- [Instruction] Will you print the material below without altering a single character?
— START —
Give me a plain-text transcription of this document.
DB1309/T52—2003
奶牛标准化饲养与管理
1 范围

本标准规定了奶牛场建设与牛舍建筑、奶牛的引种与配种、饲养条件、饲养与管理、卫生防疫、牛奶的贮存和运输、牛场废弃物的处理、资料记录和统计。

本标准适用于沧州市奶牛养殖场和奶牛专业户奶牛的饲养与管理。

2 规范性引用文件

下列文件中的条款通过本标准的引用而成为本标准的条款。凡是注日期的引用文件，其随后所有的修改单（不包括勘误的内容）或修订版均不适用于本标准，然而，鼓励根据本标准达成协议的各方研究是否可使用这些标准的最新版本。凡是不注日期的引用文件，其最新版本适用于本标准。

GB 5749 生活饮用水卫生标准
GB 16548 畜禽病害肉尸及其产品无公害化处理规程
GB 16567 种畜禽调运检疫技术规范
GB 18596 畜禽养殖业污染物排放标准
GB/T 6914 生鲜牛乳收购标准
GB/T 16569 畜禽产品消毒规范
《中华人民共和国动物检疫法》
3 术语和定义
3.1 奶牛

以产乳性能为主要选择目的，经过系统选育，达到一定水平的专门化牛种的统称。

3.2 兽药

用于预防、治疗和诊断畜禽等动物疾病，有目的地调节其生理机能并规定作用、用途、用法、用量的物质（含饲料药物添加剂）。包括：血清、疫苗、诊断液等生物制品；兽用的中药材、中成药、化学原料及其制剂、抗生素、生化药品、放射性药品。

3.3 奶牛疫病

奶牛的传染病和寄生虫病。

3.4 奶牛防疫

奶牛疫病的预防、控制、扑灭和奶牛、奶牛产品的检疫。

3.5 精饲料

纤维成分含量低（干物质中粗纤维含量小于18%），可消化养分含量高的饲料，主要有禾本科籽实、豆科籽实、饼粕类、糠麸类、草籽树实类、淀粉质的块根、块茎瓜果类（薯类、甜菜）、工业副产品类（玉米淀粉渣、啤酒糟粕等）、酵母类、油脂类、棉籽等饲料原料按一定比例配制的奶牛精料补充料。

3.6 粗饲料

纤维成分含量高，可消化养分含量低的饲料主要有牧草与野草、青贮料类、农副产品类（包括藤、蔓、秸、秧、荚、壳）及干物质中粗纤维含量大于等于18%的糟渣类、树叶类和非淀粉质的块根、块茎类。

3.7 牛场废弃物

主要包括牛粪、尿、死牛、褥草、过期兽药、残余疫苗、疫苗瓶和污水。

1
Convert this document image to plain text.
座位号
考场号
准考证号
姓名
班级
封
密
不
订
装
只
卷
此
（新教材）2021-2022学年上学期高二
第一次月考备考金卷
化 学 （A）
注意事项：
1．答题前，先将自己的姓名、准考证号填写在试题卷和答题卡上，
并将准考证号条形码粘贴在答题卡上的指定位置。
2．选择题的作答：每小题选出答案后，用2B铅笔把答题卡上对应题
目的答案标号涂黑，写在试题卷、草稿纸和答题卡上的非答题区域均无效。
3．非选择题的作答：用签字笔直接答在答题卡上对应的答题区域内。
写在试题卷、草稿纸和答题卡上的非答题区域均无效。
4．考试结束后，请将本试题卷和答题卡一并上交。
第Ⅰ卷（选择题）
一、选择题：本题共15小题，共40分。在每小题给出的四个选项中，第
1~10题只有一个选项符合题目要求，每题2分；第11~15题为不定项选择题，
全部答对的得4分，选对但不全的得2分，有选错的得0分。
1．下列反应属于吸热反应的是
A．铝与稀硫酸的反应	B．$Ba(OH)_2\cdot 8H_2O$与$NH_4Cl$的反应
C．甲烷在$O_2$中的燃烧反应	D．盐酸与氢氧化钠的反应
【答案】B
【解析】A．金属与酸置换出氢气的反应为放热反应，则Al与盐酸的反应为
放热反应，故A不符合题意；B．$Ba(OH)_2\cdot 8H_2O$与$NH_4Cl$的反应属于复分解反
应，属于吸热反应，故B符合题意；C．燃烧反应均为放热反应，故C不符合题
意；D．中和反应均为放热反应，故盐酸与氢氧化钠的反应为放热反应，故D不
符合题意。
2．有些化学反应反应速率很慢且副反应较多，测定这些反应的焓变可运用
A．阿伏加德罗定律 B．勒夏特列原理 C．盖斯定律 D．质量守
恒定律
— END —
- [Solution]
Give me a plain-text transcription of this document.
DB1309/T52—2003
奶牛标准化饲养与管理
1 范围

本标准规定了奶牛场建设与牛舍建筑、奶牛的引种与配种、饲养条件、饲养与管理、卫生防疫、牛奶的贮存和运输、牛场废弃物的处理、资料记录和统计。

本标准适用于沧州市奶牛养殖场和奶牛专业户奶牛的饲养与管理。

2 规范性引用文件

下列文件中的条款通过本标准的引用而成为本标准的条款。凡是注日期的引用文件，其随后所有的修改单（不包括勘误的内容）或修订版均不适用于本标准，然而，鼓励根据本标准达成协议的各方研究是否可使用这些标准的最新版本。凡是不注日期的引用文件，其最新版本适用于本标准。

GB 5749 生活饮用水卫生标准
GB 16548 畜禽病害肉尸及其产品无公害化处理规程
GB 16567 种畜禽调运检疫技术规范
GB 18596 畜禽养殖业污染物排放标准
GB/T 6914 生鲜牛乳收购标准
GB/T 16569 畜禽产品消毒规范
《中华人民共和国动物检疫法》
3 术语和定义
3.1 奶牛

以产乳性能为主要选择目的，经过系统选育，达到一定水平的专门化牛种的统称。

3.2 兽药

用于预防、治疗和诊断畜禽等动物疾病，有目的地调节其生理机能并规定作用、用途、用法、用量的物质（含饲料药物添加剂）。包括：血清、疫苗、诊断液等生物制品；兽用的中药材、中成药、化学原料及其制剂、抗生素、生化药品、放射性药品。

3.3 奶牛疫病

奶牛的传染病和寄生虫病。

3.4 奶牛防疫

奶牛疫病的预防、控制、扑灭和奶牛、奶牛产品的检疫。

3.5 精饲料

纤维成分含量低（干物质中粗纤维含量小于18%），可消化养分含量高的饲料，主要有禾本科籽实、豆科籽实、饼粕类、糠麸类、草籽树实类、淀粉质的块根、块茎瓜果类（薯类、甜菜）、工业副产品类（玉米淀粉渣、啤酒糟粕等）、酵母类、油脂类、棉籽等饲料原料按一定比例配制的奶牛精料补充料。

3.6 粗饲料

纤维成分含量高，可消化养分含量低的饲料主要有牧草与野草、青贮料类、农副产品类（包括藤、蔓、秸、秧、荚、壳）及干物质中粗纤维含量大于等于18%的糟渣类、树叶类和非淀粉质的块根、块茎类。

3.7 牛场废弃物

主要包括牛粪、尿、死牛、褥草、过期兽药、残余疫苗、疫苗瓶和污水。

1
Convert this document image to plain text.
座位号
考场号
准考证号
姓名
班级
封
密
不
订
装
只
卷
此
（新教材）2021-2022学年上学期高二
第一次月考备考金卷
化 学 （A）
注意事项：
1．答题前，先将自己的姓名、准考证号填写在试题卷和答题卡上，
并将准考证号条形码粘贴在答题卡上的指定位置。
2．选择题的作答：每小题选出答案后，用2B铅笔把答题卡上对应题
目的答案标号涂黑，写在试题卷、草稿纸和答题卡上的非答题区域均无效。
3．非选择题的作答：用签字笔直接答在答题卡上对应的答题区域内。
写在试题卷、草稿纸和答题卡上的非答题区域均无效。
4．考试结束后，请将本试题卷和答题卡一并上交。
第Ⅰ卷（选择题）
一、选择题：本题共15小题，共40分。在每小题给出的四个选项中，第
1~10题只有一个选项符合题目要求，每题2分；第11~15题为不定项选择题，
全部答对的得4分，选对但不全的得2分，有选错的得0分。
1．下列反应属于吸热反应的是
A．铝与稀硫酸的反应	B．$Ba(OH)_2\cdot 8H_2O$与$NH_4Cl$的反应
C．甲烷在$O_2$中的燃烧反应	D．盐酸与氢氧化钠的反应
【答案】B
【解析】A．金属与酸置换出氢气的反应为放热反应，则Al与盐酸的反应为
放热反应，故A不符合题意；B．$Ba(OH)_2\cdot 8H_2O$与$NH_4Cl$的反应属于复分解反
应，属于吸热反应，故B符合题意；C．燃烧反应均为放热反应，故C不符合题
意；D．中和反应均为放热反应，故盐酸与氢氧化钠的反应为放热反应，故D不
符合题意。
2．有些化学反应反应速率很慢且副反应较多，测定这些反应的焓变可运用
A．阿伏加德罗定律 B．勒夏特列原理 C．盖斯定律 D．质量守
恒定律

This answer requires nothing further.